Rewrite the items from the line with "photo-caption — [280, 352, 674, 380]" to the line with "subheadline: Schreibtag an", both ends included, as a numbered list, leaving out any blank lines.

Record excerpts:
[START]

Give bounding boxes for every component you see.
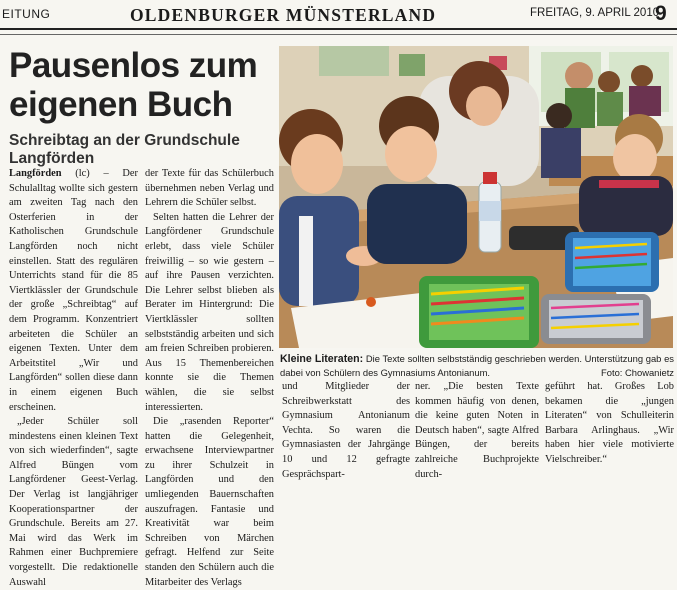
photo-caption — [280, 352, 674, 380]
photo-credit: Foto: Chowanietz — [601, 367, 674, 379]
issue-date: FREITAG, 9. APRIL 2010 — [530, 7, 660, 19]
article-photo — [279, 46, 673, 348]
article-column-5 — [545, 380, 674, 468]
article-column-3 — [282, 380, 410, 482]
classroom-photo — [279, 46, 673, 348]
paragraph: „Jeder Schüler soll mindestens einen kleinen Text von sich wiederfinden“, sagte Alfred Büngen vom Langfördener Geest-Verlag. Der Verlag ist langjähriger Kooperationspartner der Grundschule. Bereits am 27. Mai wird das Werk im Rahmen einer Buchpremiere vorgestellt. Die redaktionelle Auswahl — [9, 416, 138, 588]
headline-line-1: Pausenlos zum — [9, 46, 258, 85]
article-column-2 — [145, 167, 274, 590]
newspaper-title: OLDENBURGER MÜNSTERLAND — [130, 5, 437, 25]
header-rule-thin — [0, 34, 677, 35]
paragraph: Die „rasenden Reporter“ hatten die Gelegenheit, erwachsene Interviewpartner zu ihrer Schulzeit in Langförden und den umliegenden Bauernschaften auszufragen. Fantasie und Kreativität war beim Schreiben von Märchen gefragt. Helfend zur Seite standen den Schülern auch die Mitarbeiter des Verlags — [145, 416, 274, 588]
subheadline: Schreibtag an der Grundschule Langförden — [9, 132, 240, 167]
paragraph: und Mitglieder der Schreibwerkstatt des Gymnasium Antonianum Vechta. So waren die Gymnasiasten der Jahrgänge 10 und 12 gefragte Gesprächspart- — [282, 381, 410, 480]
caption-title: Kleine Literaten: — [280, 353, 364, 365]
paragraph-text: (lc) – Der Schulalltag wollte sich gestern am zweiten Tag nach den Osterferien in der Katholischen Grundschule Langförden noch nicht einstellen. Statt des regulären Unterrichts stand für die 85 Viertklässler der Grundschule der große „Schreibtag“ auf dem Programm. Konzentriert arbeiteten die Schüler an eigenen Texten. Unter dem Arbeitstitel „Wir und Langförden“ sollen diese dann in einem eigenen Buch erscheinen. — [9, 168, 138, 413]
headline-line-2: eigenen Buch — [9, 85, 233, 124]
paragraph: ner. „Die besten Texte kommen häufig von denen, die keine guten Noten in Deutsch haben“, sagte Alfred Büngen, der bereits zahlreiche Buchprojekte durch- — [415, 381, 539, 480]
paragraph: Selten hatten die Lehrer der Langfördener Grundschule erlebt, dass viele Schüler freiwillig – so wie gestern – auf ihre Pausen verzichten. Die Lehrer selbst blieben als Berater im Hintergrund: Die Viertklässler sollten selbstständig arbeiten und sich am freien Schreiben probieren. Aus 15 Themenbereichen konnte sie die Themen wählen, die sie selbst interessierten. — [145, 211, 274, 413]
caption-text: Die Texte sollten selbstständig geschrieben werden. Unterstützung gab es dabei von Schülern des Gymnasiums Antonianum. — [280, 353, 674, 379]
header-rule — [0, 28, 677, 30]
page-number: 9 — [655, 2, 667, 25]
paragraph — [9, 167, 138, 415]
article-column-1 — [9, 167, 138, 590]
section-label: EITUNG — [2, 7, 51, 21]
dateline: Langförden — [9, 168, 62, 179]
headline — [9, 46, 274, 124]
paragraph: geführt hat. Großes Lob bekamen die „jungen Literaten“ von Schulleiterin Barbara Arlinghaus. „Wir haben hier viele motivierte Vielschreiber.“ — [545, 381, 674, 465]
article-column-4 — [415, 380, 539, 482]
paragraph: der Texte für das Schülerbuch übernehmen neben Verlag und Lehrern die Schüler selbst. — [145, 168, 274, 209]
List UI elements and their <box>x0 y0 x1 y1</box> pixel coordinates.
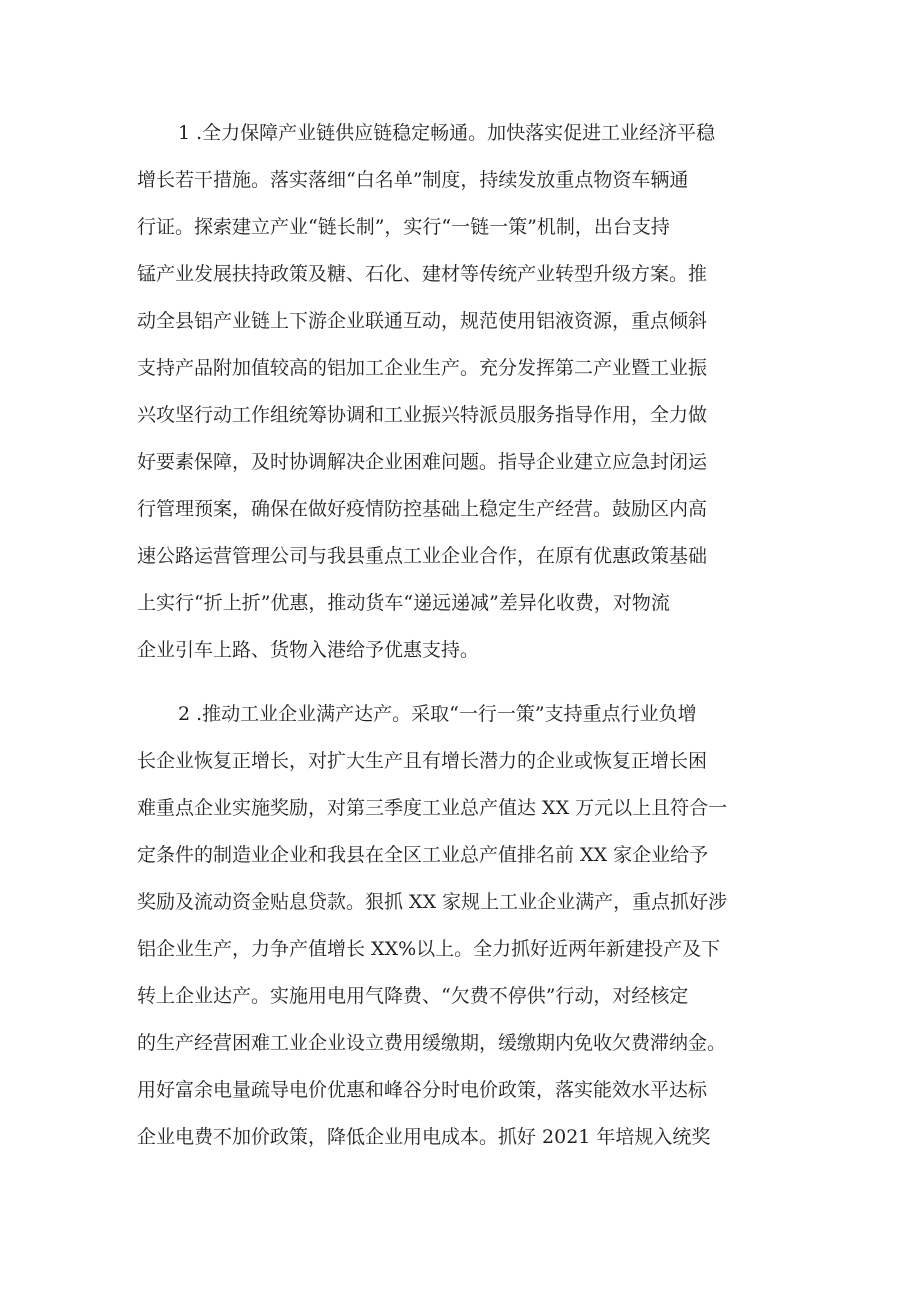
paragraph-1-line-10: 速公路运营管理公司与我县重点工业企业合作，在原有优惠政策基础 <box>137 545 708 567</box>
paragraph-1-line-8: 好要素保障，及时协调解决企业困难问题。指导企业建立应急封闭运 <box>137 451 708 473</box>
paragraph-1-line-3: 行证。探索建立产业“链长制”，实行“一链一策”机制，出台支持 <box>137 216 670 238</box>
paragraph-1-line-2: 增长若干措施。落实落细“白名单”制度，持续发放重点物资车辆通 <box>137 169 689 191</box>
paragraph-1-line-5: 动全县铝产业链上下游企业联通互动，规范使用铝液资源，重点倾斜 <box>137 310 708 332</box>
paragraph-2-line-10: 企业电费不加价政策，降低企业用电成本。抓好 2021 年培规入统奖 <box>137 1126 711 1148</box>
paragraph-1-line-7: 兴攻坚行动工作组统筹协调和工业振兴特派员服务指导作用，全力做 <box>137 404 708 426</box>
paragraph-1-line-12: 企业引车上路、货物入港给予优惠支持。 <box>137 639 480 661</box>
paragraph-1-line-11: 上实行“折上折”优惠，推动货车“递远递减”差异化收费，对物流 <box>137 592 670 614</box>
paragraph-2-line-3: 难重点企业实施奖励，对第三季度工业总产值达 XX 万元以上且符合一 <box>137 797 728 819</box>
paragraph-2-line-8: 的生产经营困难工业企业设立费用缓缴期，缓缴期内免收欠费滞纳金。 <box>137 1032 727 1054</box>
paragraph-2-line-1: 2 .推动工业企业满产达产。采取“一行一策”支持重点行业负增 <box>178 703 697 725</box>
paragraph-1-line-6: 支持产品附加值较高的铝加工企业生产。充分发挥第二产业暨工业振 <box>137 357 708 379</box>
paragraph-2-line-6: 铝企业生产，力争产值增长 XX%以上。全力抓好近两年新建投产及下 <box>137 938 721 960</box>
paragraph-1-line-9: 行管理预案，确保在做好疫情防控基础上稳定生产经营。鼓励区内高 <box>137 498 708 520</box>
paragraph-1-line-1: 1 .全力保障产业链供应链稳定畅通。加快落实促进工业经济平稳 <box>178 122 716 144</box>
paragraph-2-line-2: 长企业恢复正增长，对扩大生产且有增长潜力的企业或恢复正增长困 <box>137 750 708 772</box>
paragraph-2-line-4: 定条件的制造业企业和我县在全区工业总产值排名前 XX 家企业给予 <box>137 844 709 866</box>
paragraph-2-line-5: 奖励及流动资金贴息贷款。狠抓 XX 家规上工业企业满产，重点抓好涉 <box>137 891 728 913</box>
paragraph-2-line-9: 用好富余电量疏导电价优惠和峰谷分时电价政策，落实能效水平达标 <box>137 1079 708 1101</box>
paragraph-1-line-4: 锰产业发展扶持政策及糖、石化、建材等传统产业转型升级方案。推 <box>137 263 708 285</box>
paragraph-2-line-7: 转上企业达产。实施用电用气降费、“欠费不停供”行动，对经核定 <box>137 985 689 1007</box>
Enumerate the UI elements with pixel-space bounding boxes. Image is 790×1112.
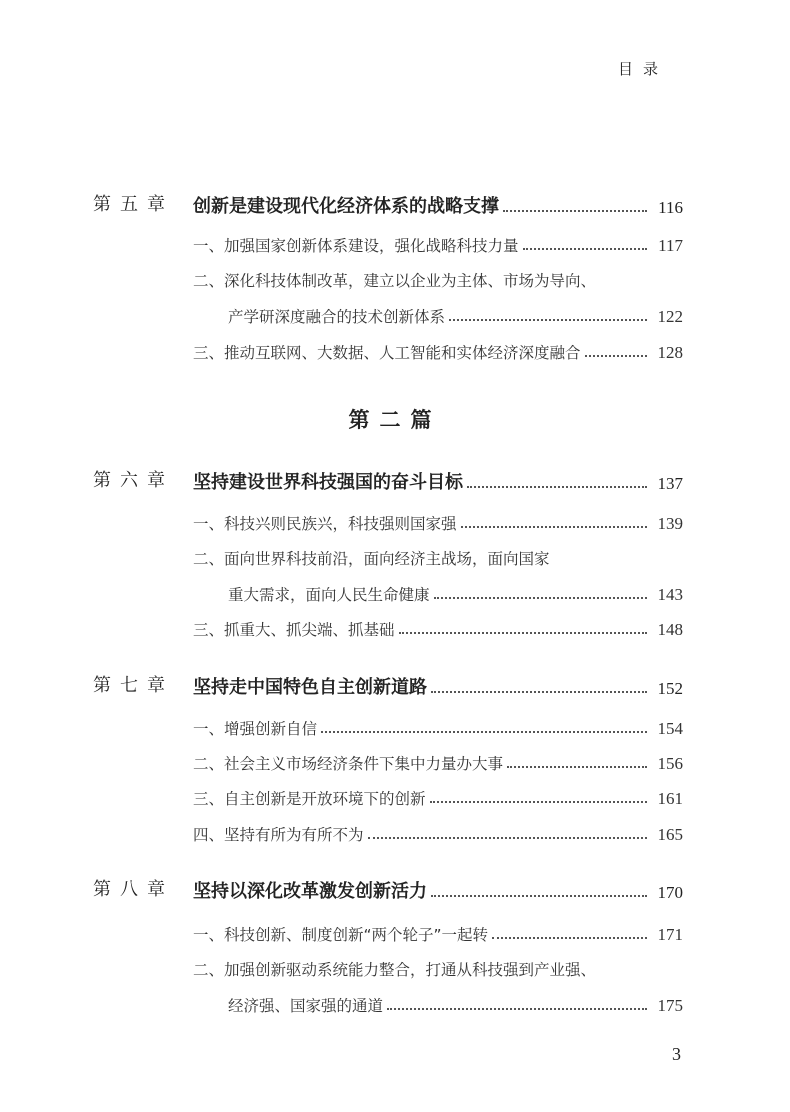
entry-page-number: 156: [657, 754, 683, 773]
entry-title: 二、加强创新驱动系统能力整合，打通从科技强到产业强、: [193, 961, 597, 979]
entry-page-number: 161: [657, 789, 683, 808]
entry-page-number: 117: [658, 236, 683, 255]
dot-leader: [585, 355, 647, 357]
entry-title: 三、推动互联网、大数据、人工智能和实体经济深度融合: [193, 344, 581, 362]
entry-page-number: 143: [657, 585, 683, 604]
toc-section-entry[interactable]: [0, 303, 790, 327]
toc-section-entry[interactable]: [0, 339, 790, 363]
chapter-label: 第六章: [93, 470, 174, 491]
entry-title: 坚持建设世界科技强国的奋斗目标: [193, 472, 463, 493]
entry-page-number: 139: [657, 514, 683, 533]
toc-section-entry[interactable]: [0, 921, 790, 945]
dot-leader: [461, 526, 647, 528]
dot-leader: [321, 731, 647, 733]
dot-leader: [449, 319, 647, 321]
dot-leader: [434, 597, 647, 599]
dot-leader: [430, 801, 647, 803]
entry-title: 三、自主创新是开放环境下的创新: [193, 790, 426, 808]
entry-title: 一、加强国家创新体系建设，强化战略科技力量: [193, 237, 519, 255]
toc-chapter-entry[interactable]: [0, 194, 790, 218]
dot-leader: [503, 210, 647, 212]
entry-page-number: 122: [657, 307, 683, 326]
toc-section-entry[interactable]: [0, 992, 790, 1016]
entry-title: 二、面向世界科技前沿，面向经济主战场，面向国家: [193, 550, 550, 568]
toc-section-entry[interactable]: [0, 267, 790, 291]
entry-title: 坚持走中国特色自主创新道路: [193, 677, 427, 698]
dot-leader: [507, 766, 647, 768]
toc-chapter-entry[interactable]: [0, 879, 790, 903]
entry-title: 一、科技兴则民族兴，科技强则国家强: [193, 515, 457, 533]
part-title: 第二篇: [348, 407, 442, 432]
chapter-label: 第八章: [93, 879, 174, 900]
entry-title: 重大需求，面向人民生命健康: [228, 586, 430, 604]
dot-leader: [368, 837, 647, 839]
toc-section-entry[interactable]: [0, 821, 790, 845]
dot-leader: [523, 248, 647, 250]
entry-title: 三、抓重大、抓尖端、抓基础: [193, 621, 395, 639]
toc-section-entry[interactable]: [0, 510, 790, 534]
toc-section-entry[interactable]: [0, 581, 790, 605]
entry-page-number: 137: [657, 474, 683, 493]
entry-title: 坚持以深化改革激发创新活力: [193, 881, 427, 902]
dot-leader: [387, 1008, 647, 1010]
entry-title: 创新是建设现代化经济体系的战略支撑: [193, 196, 499, 217]
toc-section-entry[interactable]: [0, 956, 790, 980]
running-head: 目录: [618, 60, 669, 78]
entry-page-number: 154: [657, 719, 683, 738]
entry-page-number: 148: [657, 620, 683, 639]
entry-page-number: 116: [658, 198, 683, 217]
entry-title: 二、社会主义市场经济条件下集中力量办大事: [193, 755, 504, 773]
dot-leader: [399, 632, 647, 634]
entry-title: 经济强、国家强的通道: [228, 997, 384, 1015]
dot-leader: [467, 486, 647, 488]
dot-leader: [431, 691, 647, 693]
entry-page-number: 171: [657, 925, 683, 944]
entry-title: 四、坚持有所为有所不为: [193, 826, 364, 844]
toc-chapter-entry[interactable]: [0, 675, 790, 699]
entry-page-number: 165: [657, 825, 683, 844]
entry-page-number: 128: [657, 343, 683, 362]
entry-page-number: 170: [657, 883, 683, 902]
page-number: 3: [672, 1044, 681, 1064]
entry-title: 一、科技创新、制度创新“两个轮子”一起转: [193, 926, 489, 944]
dot-leader: [431, 895, 647, 897]
chapter-label: 第五章: [93, 194, 174, 215]
toc-section-entry[interactable]: [0, 545, 790, 569]
chapter-label: 第七章: [93, 675, 174, 696]
entry-title: 一、增强创新自信: [193, 720, 318, 738]
toc-section-entry[interactable]: [0, 616, 790, 640]
toc-section-entry[interactable]: [0, 750, 790, 774]
toc-chapter-entry[interactable]: [0, 470, 790, 494]
entry-page-number: 152: [657, 679, 683, 698]
entry-title: 二、深化科技体制改革，建立以企业为主体、市场为导向、: [193, 272, 597, 290]
toc-section-entry[interactable]: [0, 785, 790, 809]
entry-page-number: 175: [657, 996, 683, 1015]
toc-section-entry[interactable]: [0, 232, 790, 256]
dot-leader: [492, 937, 647, 939]
entry-title: 产学研深度融合的技术创新体系: [228, 308, 446, 326]
toc-section-entry[interactable]: [0, 715, 790, 739]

[END]

Answer to the exercise:
1. photo-caption — [280, 352, 674, 380]
2. photo-credit: Foto: Chowanietz — [601, 367, 674, 379]
3. issue-date: FREITAG, 9. APRIL 2010 — [530, 7, 660, 19]
4. article-photo — [279, 46, 673, 348]
5. article-column-5 — [545, 380, 674, 468]
6. article-column-3 — [282, 380, 410, 482]
7. classroom-photo — [279, 46, 673, 348]
8. paragraph: „Jeder Schüler soll mindestens einen kleinen Text von sich wiederfinden“, sagte Alfred Büngen vom Langfördener Geest-Verlag. Der Verlag ist langjähriger Kooperationspartner der Grundschule. Bereits am 27. Mai wird das Werk im Rahmen einer Buchpremiere vorgestellt. Die redaktionelle Auswahl — [9, 416, 138, 588]
9. headline-line-1: Pausenlos zum — [9, 46, 258, 85]
10. article-column-2 — [145, 167, 274, 590]
11. newspaper-title: OLDENBURGER MÜNSTERLAND — [130, 5, 437, 25]
12. header-rule-thin — [0, 34, 677, 35]
13. paragraph: Die „rasenden Reporter“ hatten die Gelegenheit, erwachsene Interviewpartner zu ihrer Schulzeit in Langförden und den umliegenden Bauernschaften auszufragen. Fantasie und Kreativität war beim Schreiben von Märchen gefragt. Helfend zur Seite standen den Schülern auch die Mitarbeiter des Verlags — [145, 416, 274, 588]
14. subheadline: Schreibtag an der Grundschule Langförden — [9, 132, 240, 167]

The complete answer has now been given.